TEXT PROVIDED:
>> Start
A leading North American public utility delivering natural gas and electricity services across a large multi-region network, supporting millions of customers through extensive transmission and distribution infrastructure.

Situation

The utility manages large-scale vegetation programs to protect critical grid infrastructure. However, fragmented GIS ecosystems, manual inspection workflows, and limited automation led to operational inefficiencies, elevated costs, and increased exposure to regulatory and reliability risks.

Key challenges

  • Inconsistent spatial governance and corridor definition: Project-corridor creation for transmission and distribution networks lacked standardized validation, resulting in overlaps, inaccurate vegetation-risk zones, and unreliable inspection coverage.
  • Manual, fragmented data capture and digitization: Field-inspection data required manual logging and map updates, causing delays, higher effort, reduced data accuracy, and limited timely decision-making.
  • Disparate systems and data-integrity gaps: A lack of synchronization across enterprise platforms (Salesforce, ArcGIS Online, GIS databases, and field tools) created inconsistencies that complicated asset tracking and vegetation-conflict analysis.
  • Dynamic network changes without scalable update mechanisms: Frequent span additions, removals, and realignments across regions, combined with manual GIS updates, resulted in low productivity and inconsistent data quality.
  • Limited automation in compliance and validation: The absence of structured validation, testing, and automated reporting increased the risk of non-compliance and audit challenges while promoting reactive maintenance practices.
>> End
INSTRUCTION:
In the text about the utility, turn the paragraph beginning "The utility manages large-scale vegetation programs" into a short bulleted list that keeps its main facts.

SUPPLIED MATERIAL:
>> Start
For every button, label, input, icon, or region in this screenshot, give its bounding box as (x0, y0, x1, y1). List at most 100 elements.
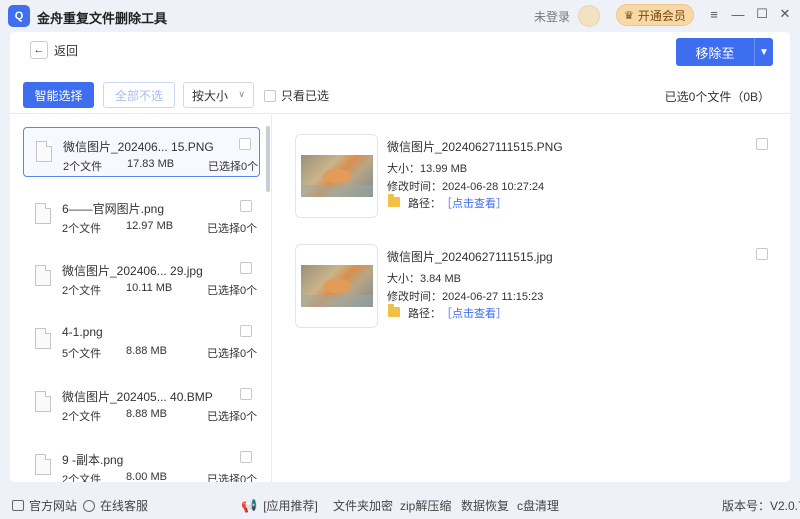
list-scrollbar[interactable] (266, 126, 270, 192)
recommend-label: [应用推荐] (263, 499, 318, 513)
main-panel: ← 返回 移除至 ▼ 智能选择 全部不选 按大小 ∨ 只看已选 已选0个文件（0… (10, 32, 790, 482)
zip-extract-link[interactable]: zip解压缩 (400, 497, 451, 514)
image-thumbnail[interactable] (295, 134, 378, 218)
file-name: 微信图片_20240627111515.PNG (387, 140, 563, 154)
minimize-icon[interactable]: — (730, 6, 746, 22)
view-path-link[interactable]: ［点击查看］ (441, 305, 507, 321)
sort-select[interactable]: 按大小 ∨ (183, 82, 254, 108)
sort-label: 按大小 (192, 88, 229, 103)
folder-icon (388, 304, 400, 317)
app-recommend[interactable]: 📢 [应用推荐] (241, 497, 318, 514)
file-card[interactable]: 微信图片_20240627111515.jpg 大小：3.84 MB 修改时间：… (295, 244, 770, 330)
group-checkbox[interactable] (239, 138, 251, 150)
group-size: 10.11 MB (126, 282, 173, 294)
group-name: 微信图片_202406... 29.jpg (62, 264, 203, 278)
file-card[interactable]: 微信图片_20240627111515.PNG 大小：13.99 MB 修改时间… (295, 134, 770, 220)
group-checkbox[interactable] (240, 200, 252, 212)
group-item[interactable]: 微信图片_202406... 29.jpg 2个文件 10.11 MB 已选择0… (23, 252, 260, 302)
move-to-label[interactable]: 移除至 (676, 38, 754, 66)
group-count: 5个文件 (62, 348, 102, 360)
speaker-icon: 📢 (241, 497, 258, 513)
group-selected: 已选择0个 (207, 285, 258, 297)
menu-icon[interactable]: ≡ (706, 6, 722, 22)
crown-icon: ♛ (624, 9, 634, 22)
group-checkbox[interactable] (240, 262, 252, 274)
group-name: 9 -副本.png (62, 453, 124, 467)
data-recovery-link[interactable]: 数据恢复 (461, 497, 509, 514)
group-checkbox[interactable] (240, 451, 252, 463)
official-website-label: 官方网站 (29, 499, 78, 513)
online-support-link[interactable]: 在线客服 (83, 497, 148, 514)
chevron-down-icon[interactable]: ▼ (754, 38, 773, 66)
duplicate-group-list: 微信图片_202406... 15.PNG 2个文件 17.83 MB 已选择0… (10, 115, 272, 482)
back-button[interactable]: ← 返回 (30, 41, 78, 59)
group-count: 2个文件 (63, 161, 103, 173)
group-selected: 已选择0个 (207, 474, 258, 482)
group-checkbox[interactable] (240, 325, 252, 337)
cat-photo (301, 155, 373, 197)
cat-photo (301, 265, 373, 307)
group-checkbox[interactable] (240, 388, 252, 400)
file-checkbox[interactable] (756, 138, 768, 150)
file-modified: 修改时间：2024-06-28 10:27:24 (387, 181, 545, 193)
unselect-all-button[interactable]: 全部不选 (103, 82, 175, 108)
group-selected: 已选择0个 (207, 411, 258, 423)
file-icon (35, 454, 51, 475)
group-item[interactable]: 微信图片_202406... 15.PNG 2个文件 17.83 MB 已选择0… (23, 127, 260, 177)
path-label: 路径： (408, 308, 441, 320)
group-selected: 已选择0个 (207, 348, 258, 360)
login-link[interactable]: 未登录 (534, 8, 570, 25)
group-name: 6——官网图片.png (62, 202, 165, 216)
path-label: 路径： (408, 198, 441, 210)
group-count: 2个文件 (62, 474, 102, 482)
version-label: 版本号：V2.0.7 (722, 499, 800, 513)
vip-button[interactable]: ♛ 开通会员 (616, 4, 694, 26)
app-logo-icon: Q (8, 5, 30, 27)
view-path-link[interactable]: ［点击查看］ (441, 195, 507, 211)
smart-select-button[interactable]: 智能选择 (23, 82, 94, 108)
selected-count: 已选0个文件（0B） (664, 90, 770, 104)
chevron-down-icon: ∨ (238, 89, 245, 99)
group-size: 8.00 MB (126, 471, 167, 482)
folder-icon (388, 194, 400, 207)
close-icon[interactable]: ✕ (777, 6, 793, 22)
file-icon (36, 141, 52, 162)
file-checkbox[interactable] (756, 248, 768, 260)
group-size: 17.83 MB (127, 158, 175, 170)
group-name: 微信图片_202406... 15.PNG (63, 140, 214, 154)
folder-encrypt-link[interactable]: 文件夹加密 (333, 497, 393, 514)
group-item[interactable]: 9 -副本.png 2个文件 8.00 MB 已选择0个 (23, 441, 260, 482)
monitor-icon (12, 500, 24, 511)
toolbar: 智能选择 全部不选 按大小 ∨ 只看已选 已选0个文件（0B） (10, 74, 790, 114)
file-icon (35, 203, 51, 224)
file-name: 微信图片_20240627111515.jpg (387, 250, 553, 264)
group-count: 2个文件 (62, 285, 102, 297)
only-selected-label: 只看已选 (281, 89, 330, 103)
file-icon (35, 265, 51, 286)
file-modified: 修改时间：2024-06-27 11:15:23 (387, 291, 544, 303)
group-item[interactable]: 6——官网图片.png 2个文件 12.97 MB 已选择0个 (23, 190, 260, 240)
group-size: 8.88 MB (126, 408, 167, 420)
group-size: 12.97 MB (126, 220, 174, 232)
group-selected: 已选择0个 (208, 161, 259, 173)
c-drive-clean-link[interactable]: c盘清理 (517, 497, 559, 514)
only-selected-checkbox[interactable] (264, 89, 276, 102)
back-label: 返回 (54, 43, 79, 58)
app-title: 金舟重复文件删除工具 (37, 11, 168, 26)
group-name: 4-1.png (62, 325, 103, 339)
file-size: 大小：3.84 MB (387, 273, 461, 285)
footer-bar: 官方网站 在线客服 📢 [应用推荐] 文件夹加密 zip解压缩 数据恢复 c盘清… (0, 494, 800, 516)
official-website-link[interactable]: 官方网站 (12, 497, 77, 514)
maximize-icon[interactable]: ☐ (754, 6, 770, 22)
image-thumbnail[interactable] (295, 244, 378, 328)
move-to-button[interactable]: 移除至 ▼ (676, 38, 773, 66)
headset-icon (83, 499, 95, 512)
only-selected-toggle[interactable]: 只看已选 (264, 87, 329, 104)
avatar[interactable] (578, 5, 600, 27)
group-item[interactable]: 4-1.png 5个文件 8.88 MB 已选择0个 (23, 315, 260, 365)
group-count: 2个文件 (62, 411, 102, 423)
group-selected: 已选择0个 (207, 223, 258, 235)
group-count: 2个文件 (62, 223, 102, 235)
group-item[interactable]: 微信图片_202405... 40.BMP 2个文件 8.88 MB 已选择0个 (23, 378, 260, 428)
file-size: 大小：13.99 MB (387, 163, 468, 175)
>> End
RESPONSE TO THE EXERCISE:
- The utility runs large-scale vegetation programs to protect critical grid infrastructure.
- Fragmented GIS ecosystems, manual inspection workflows, and limited automation caused problems.
- The results were operational inefficiencies, higher costs, and greater exposure to regulatory and reliability risks.